• _Recorded information_:
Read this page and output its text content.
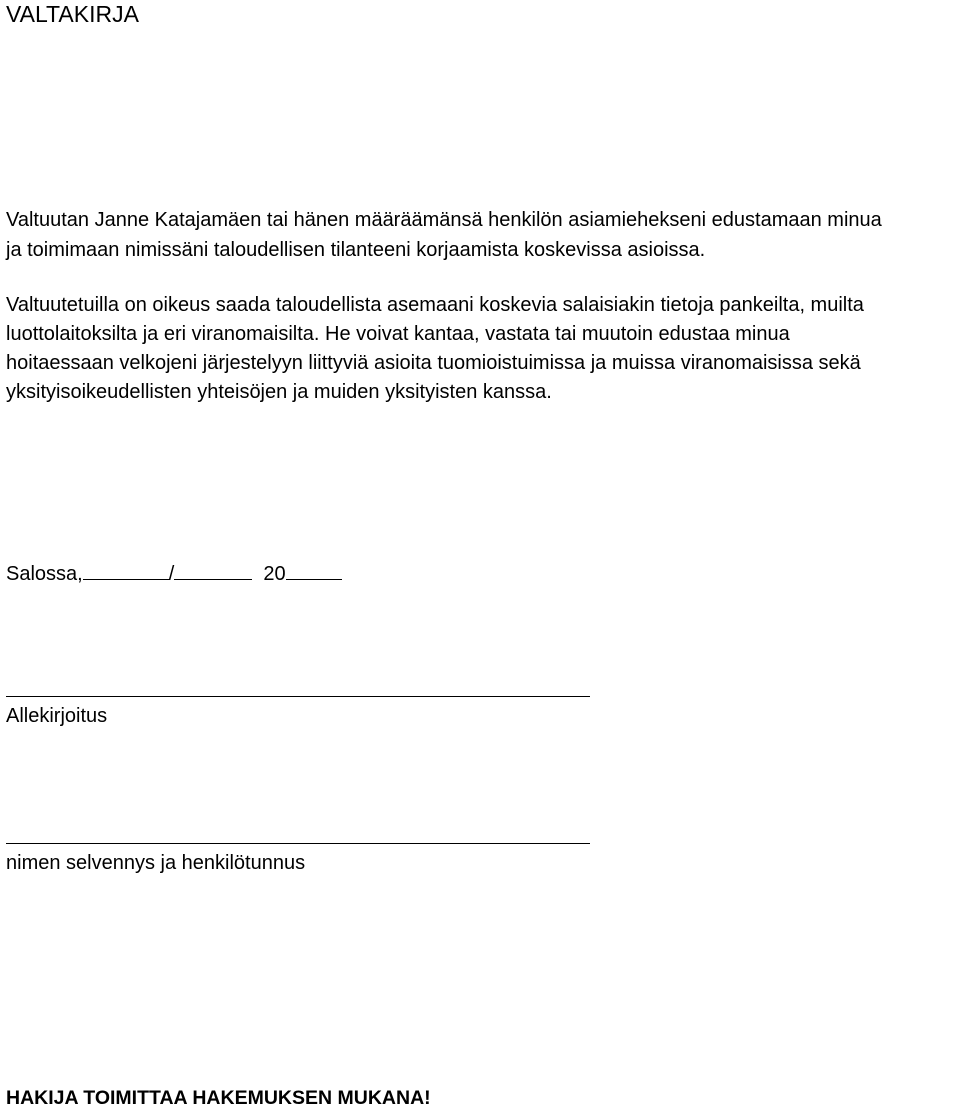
VALTAKIRJA
Valtuutan Janne Katajamäen tai hänen määräämänsä henkilön asiamiehekseni edustamaan minua
ja toimimaan nimissäni taloudellisen tilanteeni korjaamista koskevissa asioissa.
Valtuutetuilla on oikeus saada taloudellista asemaani koskevia salaisiakin tietoja pankeilta, muilta
luottolaitoksilta ja eri viranomaisilta. He voivat kantaa, vastata tai muutoin edustaa minua
hoitaessaan velkojeni järjestelyyn liittyviä asioita tuomioistuimissa ja muissa viranomaisissa sekä
yksityisoikeudellisten yhteisöjen ja muiden yksityisten kanssa.
Salossa,	/	20
Allekirjoitus
nimen selvennys ja henkilötunnus
HAKIJA TOIMITTAA HAKEMUKSEN MUKANA!
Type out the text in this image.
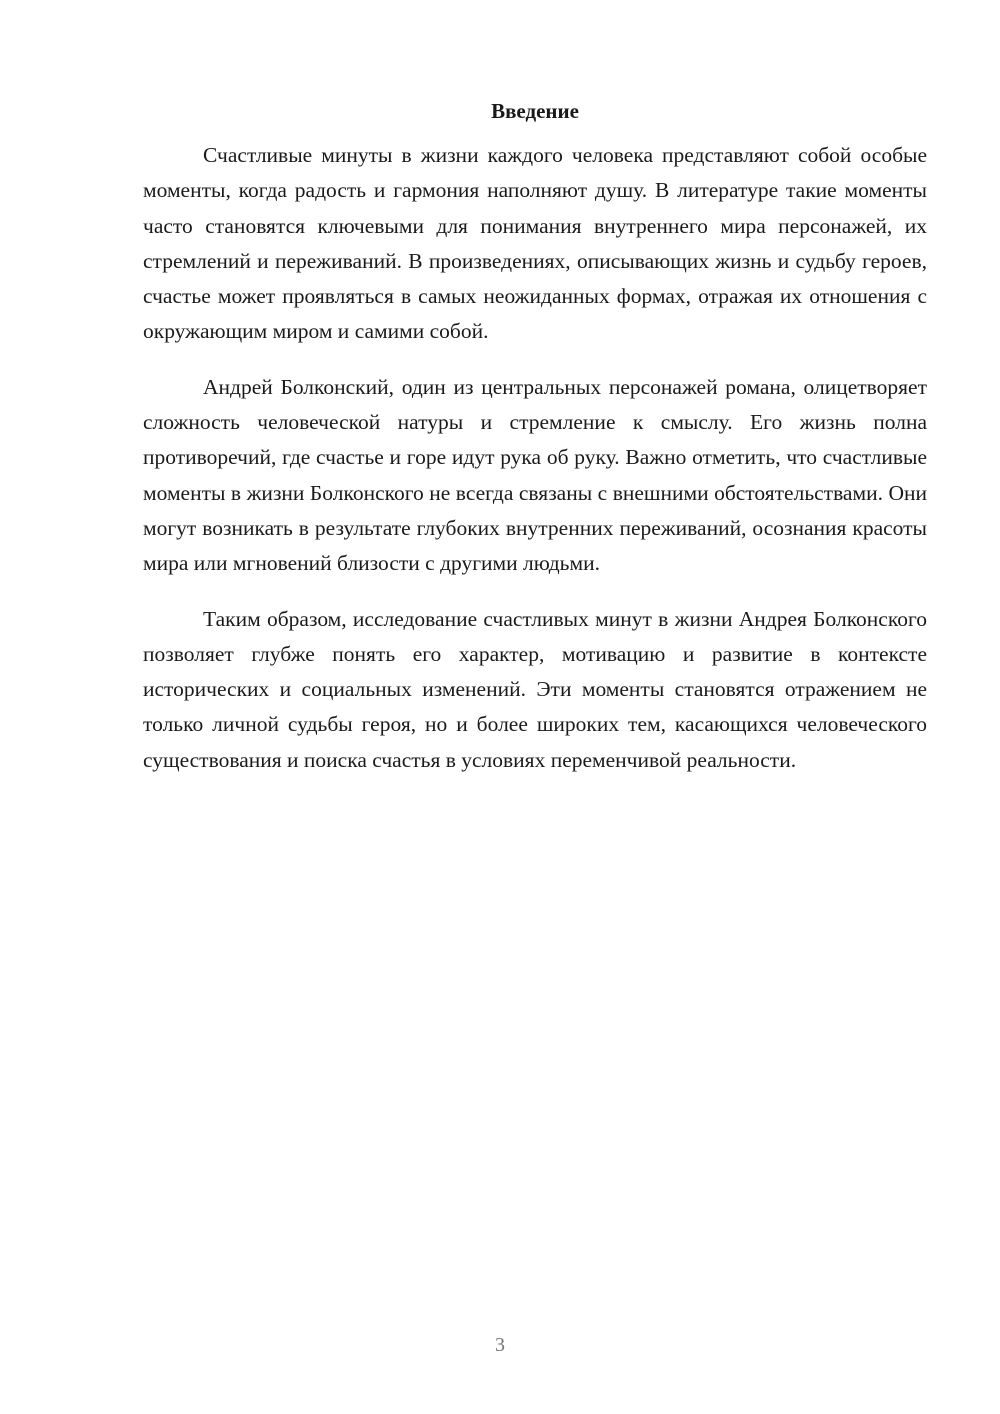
Введение

Счастливые минуты в жизни каждого человека представляют собой особые моменты, когда радость и гармония наполняют душу. В литературе такие моменты часто становятся ключевыми для понимания внутреннего мира персонажей, их стремлений и переживаний. В произведениях, описывающих жизнь и судьбу героев, счастье может проявляться в самых неожиданных формах, отражая их отношения с окружающим миром и самими собой.

Андрей Болконский, один из центральных персонажей романа, олицетворяет сложность человеческой натуры и стремление к смыслу. Его жизнь полна противоречий, где счастье и горе идут рука об руку. Важно отметить, что счастливые моменты в жизни Болконского не всегда связаны с внешними обстоятельствами. Они могут возникать в результате глубоких внутренних переживаний, осознания красоты мира или мгновений близости с другими людьми.

Таким образом, исследование счастливых минут в жизни Андрея Болконского позволяет глубже понять его характер, мотивацию и развитие в контексте исторических и социальных изменений. Эти моменты становятся отражением не только личной судьбы героя, но и более широких тем, касающихся человеческого существования и поиска счастья в условиях переменчивой реальности.

3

• _To do_: The records above should be reproduced exactly, with no pictures included.

• _Solution to this problem_:
Read this page and output its text content.
VALTAKIRJA
Valtuutan Janne Katajamäen tai hänen määräämänsä henkilön asiamiehekseni edustamaan minua
ja toimimaan nimissäni taloudellisen tilanteeni korjaamista koskevissa asioissa.
Valtuutetuilla on oikeus saada taloudellista asemaani koskevia salaisiakin tietoja pankeilta, muilta
luottolaitoksilta ja eri viranomaisilta. He voivat kantaa, vastata tai muutoin edustaa minua
hoitaessaan velkojeni järjestelyyn liittyviä asioita tuomioistuimissa ja muissa viranomaisissa sekä
yksityisoikeudellisten yhteisöjen ja muiden yksityisten kanssa.
Salossa,	/	20
Allekirjoitus
nimen selvennys ja henkilötunnus
HAKIJA TOIMITTAA HAKEMUKSEN MUKANA!
Type out the text in this image.
Введение

Счастливые минуты в жизни каждого человека представляют собой особые моменты, когда радость и гармония наполняют душу. В литературе такие моменты часто становятся ключевыми для понимания внутреннего мира персонажей, их стремлений и переживаний. В произведениях, описывающих жизнь и судьбу героев, счастье может проявляться в самых неожиданных формах, отражая их отношения с окружающим миром и самими собой.

Андрей Болконский, один из центральных персонажей романа, олицетворяет сложность человеческой натуры и стремление к смыслу. Его жизнь полна противоречий, где счастье и горе идут рука об руку. Важно отметить, что счастливые моменты в жизни Болконского не всегда связаны с внешними обстоятельствами. Они могут возникать в результате глубоких внутренних переживаний, осознания красоты мира или мгновений близости с другими людьми.

Таким образом, исследование счастливых минут в жизни Андрея Болконского позволяет глубже понять его характер, мотивацию и развитие в контексте исторических и социальных изменений. Эти моменты становятся отражением не только личной судьбы героя, но и более широких тем, касающихся человеческого существования и поиска счастья в условиях переменчивой реальности.

3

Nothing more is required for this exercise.